- Set task:
Please write out the material that follows, exactly as it stands.

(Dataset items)
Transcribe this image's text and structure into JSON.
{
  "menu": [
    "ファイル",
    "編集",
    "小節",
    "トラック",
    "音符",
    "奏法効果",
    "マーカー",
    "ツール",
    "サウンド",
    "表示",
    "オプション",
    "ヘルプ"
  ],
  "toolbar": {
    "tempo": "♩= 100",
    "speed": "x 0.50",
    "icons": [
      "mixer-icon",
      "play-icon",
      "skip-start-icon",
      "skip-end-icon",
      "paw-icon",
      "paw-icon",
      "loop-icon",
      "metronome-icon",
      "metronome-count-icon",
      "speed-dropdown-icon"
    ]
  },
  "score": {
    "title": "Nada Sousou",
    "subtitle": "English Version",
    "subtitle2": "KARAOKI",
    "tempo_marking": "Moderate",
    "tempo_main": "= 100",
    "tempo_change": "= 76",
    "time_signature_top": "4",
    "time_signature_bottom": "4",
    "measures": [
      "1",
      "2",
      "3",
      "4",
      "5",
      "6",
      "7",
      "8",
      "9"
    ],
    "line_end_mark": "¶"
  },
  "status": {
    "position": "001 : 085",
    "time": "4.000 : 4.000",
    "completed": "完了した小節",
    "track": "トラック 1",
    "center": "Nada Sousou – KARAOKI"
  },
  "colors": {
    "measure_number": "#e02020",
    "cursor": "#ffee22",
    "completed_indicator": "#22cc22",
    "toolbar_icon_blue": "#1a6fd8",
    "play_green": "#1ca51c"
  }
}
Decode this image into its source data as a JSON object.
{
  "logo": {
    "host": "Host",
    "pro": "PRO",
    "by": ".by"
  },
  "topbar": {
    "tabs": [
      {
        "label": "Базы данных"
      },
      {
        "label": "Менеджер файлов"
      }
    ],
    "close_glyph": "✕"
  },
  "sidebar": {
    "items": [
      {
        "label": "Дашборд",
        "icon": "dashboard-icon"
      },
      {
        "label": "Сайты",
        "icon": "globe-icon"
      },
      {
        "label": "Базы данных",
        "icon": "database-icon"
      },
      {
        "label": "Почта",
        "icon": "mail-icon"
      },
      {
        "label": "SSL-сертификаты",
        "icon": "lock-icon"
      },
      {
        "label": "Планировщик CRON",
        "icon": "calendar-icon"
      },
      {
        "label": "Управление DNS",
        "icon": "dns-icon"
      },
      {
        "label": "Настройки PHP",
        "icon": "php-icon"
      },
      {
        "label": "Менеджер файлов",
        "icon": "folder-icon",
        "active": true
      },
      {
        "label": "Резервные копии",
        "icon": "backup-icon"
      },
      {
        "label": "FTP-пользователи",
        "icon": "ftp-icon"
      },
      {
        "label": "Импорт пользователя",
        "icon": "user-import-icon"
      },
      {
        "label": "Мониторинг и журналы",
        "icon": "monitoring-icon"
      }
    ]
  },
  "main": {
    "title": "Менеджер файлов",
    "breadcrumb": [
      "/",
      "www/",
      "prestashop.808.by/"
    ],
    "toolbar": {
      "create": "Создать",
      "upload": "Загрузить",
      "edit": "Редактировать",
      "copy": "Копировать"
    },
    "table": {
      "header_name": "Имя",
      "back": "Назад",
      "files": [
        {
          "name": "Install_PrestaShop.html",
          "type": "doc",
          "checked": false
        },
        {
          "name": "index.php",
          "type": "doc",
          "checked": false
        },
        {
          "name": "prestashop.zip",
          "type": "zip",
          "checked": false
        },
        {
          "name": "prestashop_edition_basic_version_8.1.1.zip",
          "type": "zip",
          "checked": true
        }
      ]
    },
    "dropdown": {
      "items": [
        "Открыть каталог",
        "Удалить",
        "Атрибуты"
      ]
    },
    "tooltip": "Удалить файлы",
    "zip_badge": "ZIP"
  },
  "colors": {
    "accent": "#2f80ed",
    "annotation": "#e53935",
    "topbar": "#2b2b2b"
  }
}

- Task result:
Transcribe this image's text and structure into JSON.
{
  "menu": [
    "ファイル",
    "編集",
    "小節",
    "トラック",
    "音符",
    "奏法効果",
    "マーカー",
    "ツール",
    "サウンド",
    "表示",
    "オプション",
    "ヘルプ"
  ],
  "toolbar": {
    "tempo": "♩= 100",
    "speed": "x 0.50",
    "icons": [
      "mixer-icon",
      "play-icon",
      "skip-start-icon",
      "skip-end-icon",
      "paw-icon",
      "paw-icon",
      "loop-icon",
      "metronome-icon",
      "metronome-count-icon",
      "speed-dropdown-icon"
    ]
  },
  "score": {
    "title": "Nada Sousou",
    "subtitle": "English Version",
    "subtitle2": "KARAOKI",
    "tempo_marking": "Moderate",
    "tempo_main": "= 100",
    "tempo_change": "= 76",
    "time_signature_top": "4",
    "time_signature_bottom": "4",
    "measures": [
      "1",
      "2",
      "3",
      "4",
      "5",
      "6",
      "7",
      "8",
      "9"
    ],
    "line_end_mark": "¶"
  },
  "status": {
    "position": "001 : 085",
    "time": "4.000 : 4.000",
    "completed": "完了した小節",
    "track": "トラック 1",
    "center": "Nada Sousou – KARAOKI"
  },
  "colors": {
    "measure_number": "#e02020",
    "cursor": "#ffee22",
    "completed_indicator": "#22cc22",
    "toolbar_icon_blue": "#1a6fd8",
    "play_green": "#1ca51c"
  }
}
Decode this image into its source data as a JSON object.
{
  "logo": {
    "host": "Host",
    "pro": "PRO",
    "by": ".by"
  },
  "topbar": {
    "tabs": [
      {
        "label": "Базы данных"
      },
      {
        "label": "Менеджер файлов"
      }
    ],
    "close_glyph": "✕"
  },
  "sidebar": {
    "items": [
      {
        "label": "Дашборд",
        "icon": "dashboard-icon"
      },
      {
        "label": "Сайты",
        "icon": "globe-icon"
      },
      {
        "label": "Базы данных",
        "icon": "database-icon"
      },
      {
        "label": "Почта",
        "icon": "mail-icon"
      },
      {
        "label": "SSL-сертификаты",
        "icon": "lock-icon"
      },
      {
        "label": "Планировщик CRON",
        "icon": "calendar-icon"
      },
      {
        "label": "Управление DNS",
        "icon": "dns-icon"
      },
      {
        "label": "Настройки PHP",
        "icon": "php-icon"
      },
      {
        "label": "Менеджер файлов",
        "icon": "folder-icon",
        "active": true
      },
      {
        "label": "Резервные копии",
        "icon": "backup-icon"
      },
      {
        "label": "FTP-пользователи",
        "icon": "ftp-icon"
      },
      {
        "label": "Импорт пользователя",
        "icon": "user-import-icon"
      },
      {
        "label": "Мониторинг и журналы",
        "icon": "monitoring-icon"
      }
    ]
  },
  "main": {
    "title": "Менеджер файлов",
    "breadcrumb": [
      "/",
      "www/",
      "prestashop.808.by/"
    ],
    "toolbar": {
      "create": "Создать",
      "upload": "Загрузить",
      "edit": "Редактировать",
      "copy": "Копировать"
    },
    "table": {
      "header_name": "Имя",
      "back": "Назад",
      "files": [
        {
          "name": "Install_PrestaShop.html",
          "type": "doc",
          "checked": false
        },
        {
          "name": "index.php",
          "type": "doc",
          "checked": false
        },
        {
          "name": "prestashop.zip",
          "type": "zip",
          "checked": false
        },
        {
          "name": "prestashop_edition_basic_version_8.1.1.zip",
          "type": "zip",
          "checked": true
        }
      ]
    },
    "dropdown": {
      "items": [
        "Открыть каталог",
        "Удалить",
        "Атрибуты"
      ]
    },
    "tooltip": "Удалить файлы",
    "zip_badge": "ZIP"
  },
  "colors": {
    "accent": "#2f80ed",
    "annotation": "#e53935",
    "topbar": "#2b2b2b"
  }
}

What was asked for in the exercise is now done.